• Goal of the exercise:
Restate the data word for word and leave the images out.
--- begin Records provided ---
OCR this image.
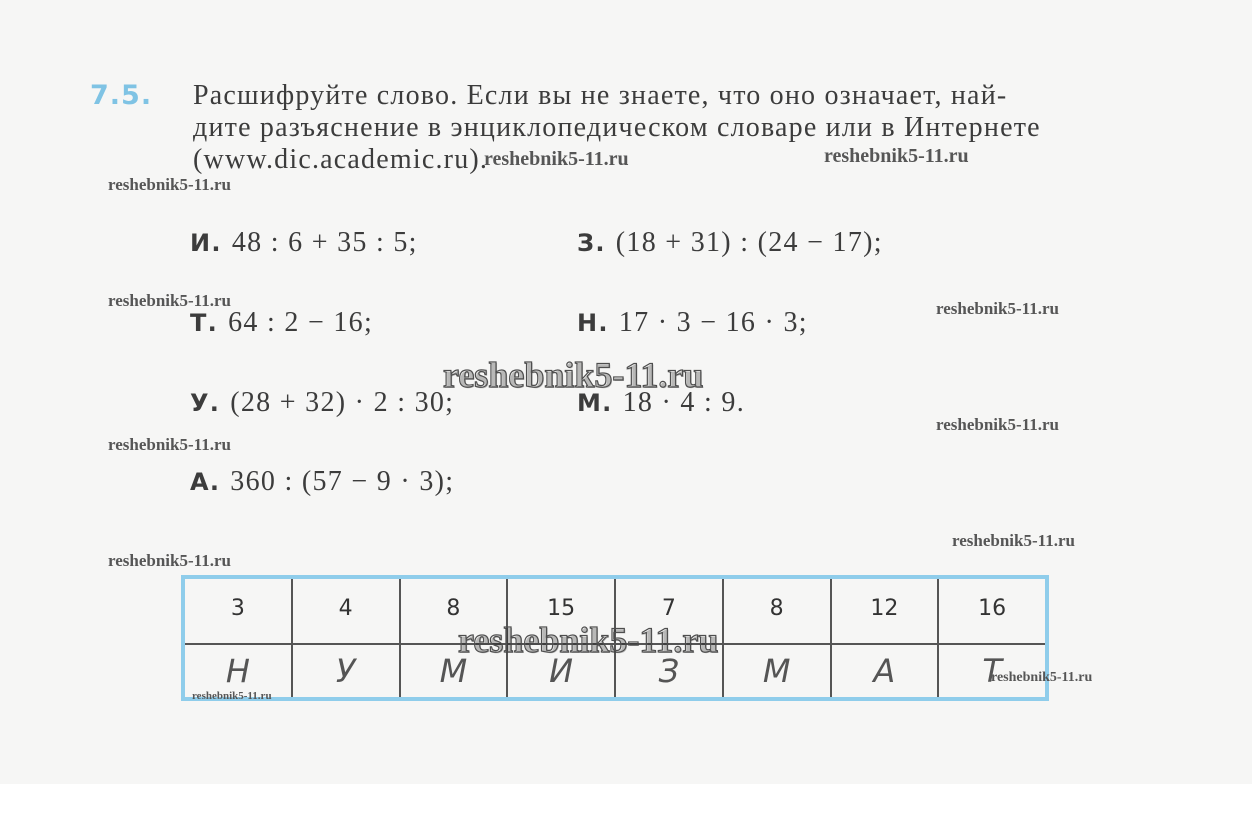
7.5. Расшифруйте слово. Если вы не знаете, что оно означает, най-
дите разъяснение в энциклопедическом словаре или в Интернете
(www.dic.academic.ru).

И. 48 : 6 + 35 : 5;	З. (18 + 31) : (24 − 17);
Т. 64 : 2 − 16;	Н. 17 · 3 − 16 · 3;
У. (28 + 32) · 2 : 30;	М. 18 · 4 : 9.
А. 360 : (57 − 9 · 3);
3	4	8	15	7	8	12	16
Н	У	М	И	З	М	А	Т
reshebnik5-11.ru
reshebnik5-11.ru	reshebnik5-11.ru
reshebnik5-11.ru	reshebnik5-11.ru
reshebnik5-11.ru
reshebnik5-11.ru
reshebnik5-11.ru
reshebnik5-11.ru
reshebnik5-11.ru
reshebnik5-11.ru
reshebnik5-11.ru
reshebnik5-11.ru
--- end Records provided ---
• Finished answer:
OCR this image.
7.5. Расшифруйте слово. Если вы не знаете, что оно означает, най-
дите разъяснение в энциклопедическом словаре или в Интернете
(www.dic.academic.ru).

И. 48 : 6 + 35 : 5;	З. (18 + 31) : (24 − 17);
Т. 64 : 2 − 16;	Н. 17 · 3 − 16 · 3;
У. (28 + 32) · 2 : 30;	М. 18 · 4 : 9.
А. 360 : (57 − 9 · 3);
3	4	8	15	7	8	12	16
Н	У	М	И	З	М	А	Т
reshebnik5-11.ru
reshebnik5-11.ru	reshebnik5-11.ru
reshebnik5-11.ru	reshebnik5-11.ru
reshebnik5-11.ru
reshebnik5-11.ru
reshebnik5-11.ru
reshebnik5-11.ru
reshebnik5-11.ru
reshebnik5-11.ru
reshebnik5-11.ru
reshebnik5-11.ru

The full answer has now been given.